Answer with a single number: the count of lines that hold "this".

**Provided records**:
--

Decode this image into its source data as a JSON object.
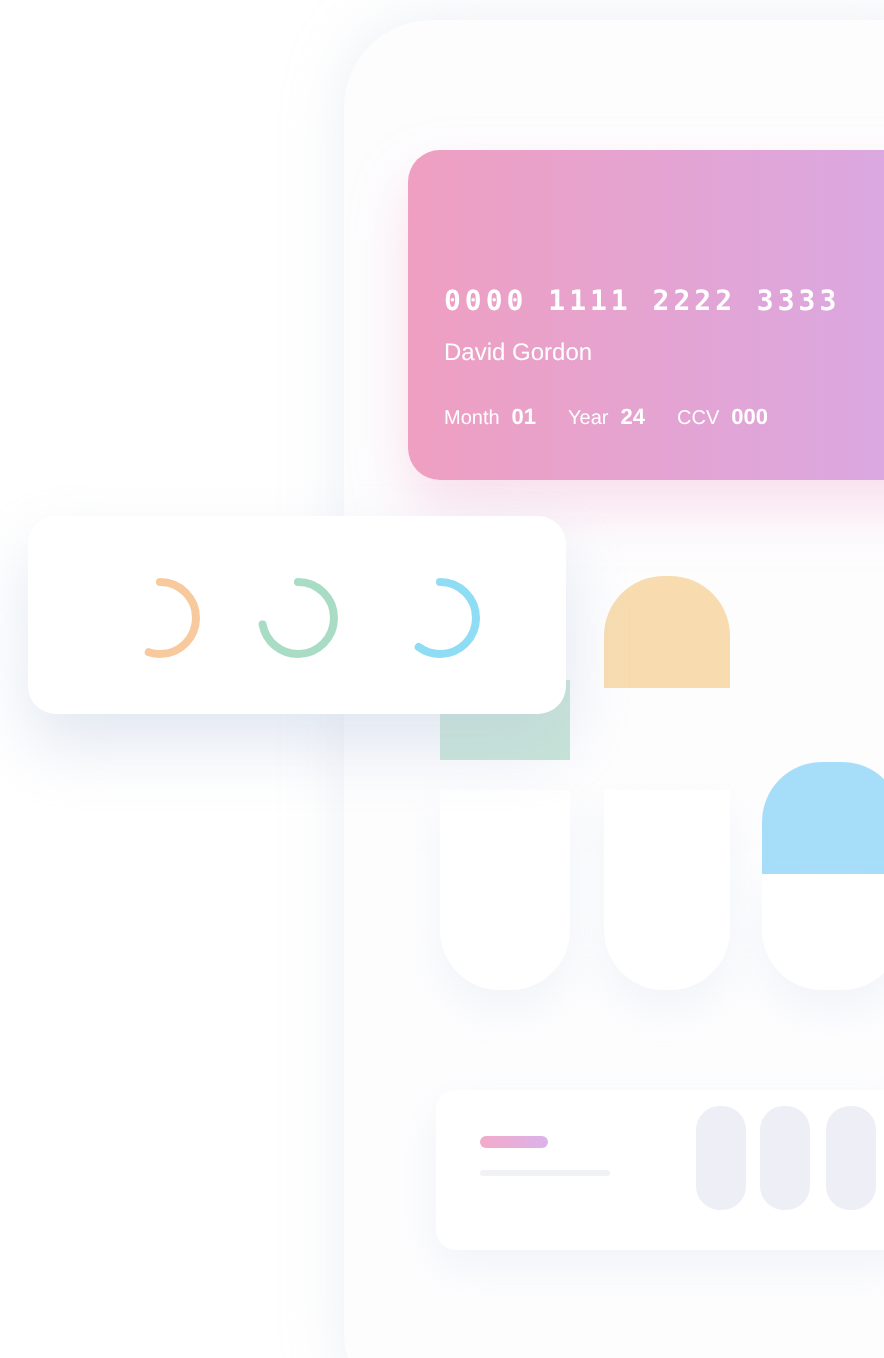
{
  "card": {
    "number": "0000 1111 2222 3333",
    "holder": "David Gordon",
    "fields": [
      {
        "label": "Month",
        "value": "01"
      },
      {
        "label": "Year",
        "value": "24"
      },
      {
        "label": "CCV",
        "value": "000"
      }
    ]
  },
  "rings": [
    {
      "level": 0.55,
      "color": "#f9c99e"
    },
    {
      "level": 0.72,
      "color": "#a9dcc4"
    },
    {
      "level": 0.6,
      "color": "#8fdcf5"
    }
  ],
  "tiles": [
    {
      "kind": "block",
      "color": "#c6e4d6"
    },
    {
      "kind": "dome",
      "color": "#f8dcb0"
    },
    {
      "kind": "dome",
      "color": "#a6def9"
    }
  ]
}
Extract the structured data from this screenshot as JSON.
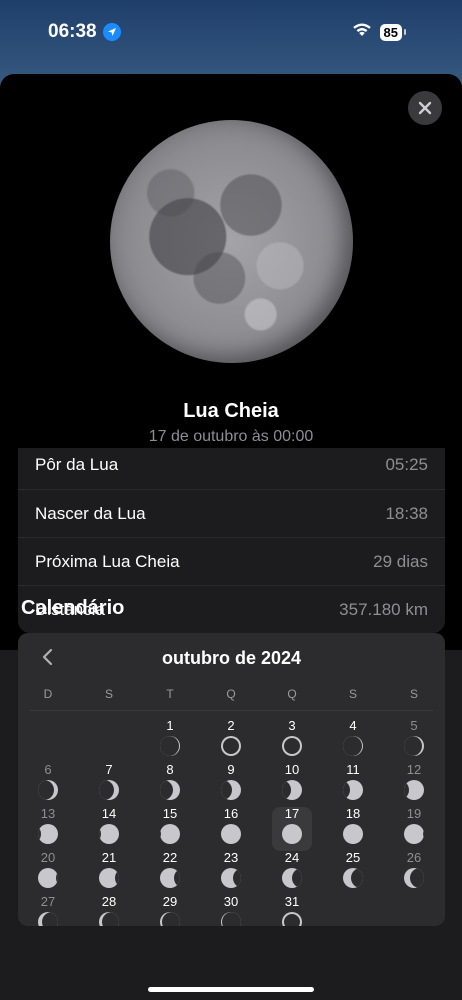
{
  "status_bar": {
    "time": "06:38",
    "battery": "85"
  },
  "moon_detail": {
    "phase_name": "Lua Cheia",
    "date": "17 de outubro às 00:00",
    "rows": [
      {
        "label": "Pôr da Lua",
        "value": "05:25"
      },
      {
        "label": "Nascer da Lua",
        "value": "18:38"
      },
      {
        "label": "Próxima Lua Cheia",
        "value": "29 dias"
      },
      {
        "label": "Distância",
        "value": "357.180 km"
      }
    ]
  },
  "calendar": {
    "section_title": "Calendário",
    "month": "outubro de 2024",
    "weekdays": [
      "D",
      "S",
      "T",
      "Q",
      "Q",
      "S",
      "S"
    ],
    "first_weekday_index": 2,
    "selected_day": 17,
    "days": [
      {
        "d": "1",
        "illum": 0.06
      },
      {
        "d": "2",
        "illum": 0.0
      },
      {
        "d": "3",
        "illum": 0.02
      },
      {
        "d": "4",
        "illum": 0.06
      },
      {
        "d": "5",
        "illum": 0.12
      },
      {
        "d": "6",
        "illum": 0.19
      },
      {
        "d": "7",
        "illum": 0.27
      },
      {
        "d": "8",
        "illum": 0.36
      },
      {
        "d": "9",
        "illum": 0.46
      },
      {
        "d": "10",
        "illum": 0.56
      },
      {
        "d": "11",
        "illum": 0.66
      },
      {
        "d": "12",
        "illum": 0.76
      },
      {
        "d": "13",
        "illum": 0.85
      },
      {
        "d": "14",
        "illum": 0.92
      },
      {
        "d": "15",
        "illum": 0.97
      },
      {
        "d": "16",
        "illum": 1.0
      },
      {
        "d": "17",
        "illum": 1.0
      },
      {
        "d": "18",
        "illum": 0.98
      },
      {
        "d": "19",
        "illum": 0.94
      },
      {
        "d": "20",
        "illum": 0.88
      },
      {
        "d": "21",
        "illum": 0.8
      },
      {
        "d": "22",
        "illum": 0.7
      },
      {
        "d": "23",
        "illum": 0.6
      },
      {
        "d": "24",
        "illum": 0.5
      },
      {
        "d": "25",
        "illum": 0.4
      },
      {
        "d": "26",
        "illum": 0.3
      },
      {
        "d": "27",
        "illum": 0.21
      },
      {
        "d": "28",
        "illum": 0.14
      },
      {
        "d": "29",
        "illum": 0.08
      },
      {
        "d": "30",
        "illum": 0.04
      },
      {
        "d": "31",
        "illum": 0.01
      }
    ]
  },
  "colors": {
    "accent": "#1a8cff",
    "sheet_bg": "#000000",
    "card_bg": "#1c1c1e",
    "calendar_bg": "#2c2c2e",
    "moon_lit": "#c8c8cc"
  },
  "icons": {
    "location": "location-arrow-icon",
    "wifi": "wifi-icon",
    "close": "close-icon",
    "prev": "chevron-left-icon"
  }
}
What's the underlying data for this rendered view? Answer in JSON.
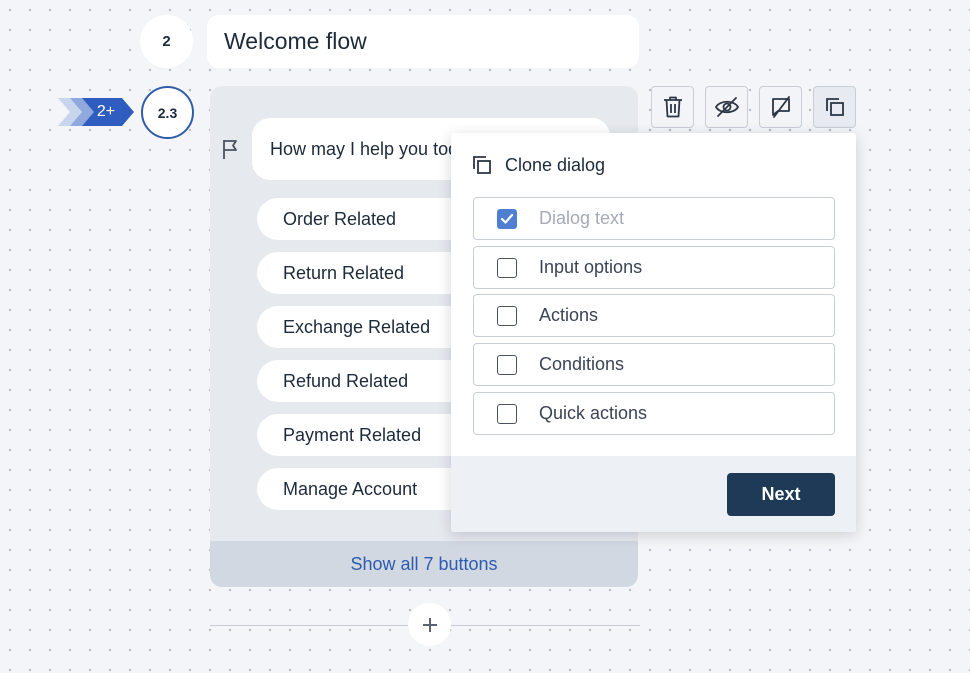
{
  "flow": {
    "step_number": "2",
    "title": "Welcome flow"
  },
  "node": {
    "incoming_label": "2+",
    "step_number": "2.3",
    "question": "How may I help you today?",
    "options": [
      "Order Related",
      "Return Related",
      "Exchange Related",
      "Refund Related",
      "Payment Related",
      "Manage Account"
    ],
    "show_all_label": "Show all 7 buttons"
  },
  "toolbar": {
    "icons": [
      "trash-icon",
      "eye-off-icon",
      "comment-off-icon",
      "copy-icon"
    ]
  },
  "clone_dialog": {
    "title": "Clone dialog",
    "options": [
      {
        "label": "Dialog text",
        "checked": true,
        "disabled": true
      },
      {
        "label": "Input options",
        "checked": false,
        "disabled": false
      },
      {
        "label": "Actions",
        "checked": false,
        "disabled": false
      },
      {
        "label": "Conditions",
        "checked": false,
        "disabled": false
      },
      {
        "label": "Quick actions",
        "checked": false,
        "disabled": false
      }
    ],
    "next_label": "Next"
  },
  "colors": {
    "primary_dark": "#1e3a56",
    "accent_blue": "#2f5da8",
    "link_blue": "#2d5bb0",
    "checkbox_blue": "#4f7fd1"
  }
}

--

**Result**:
3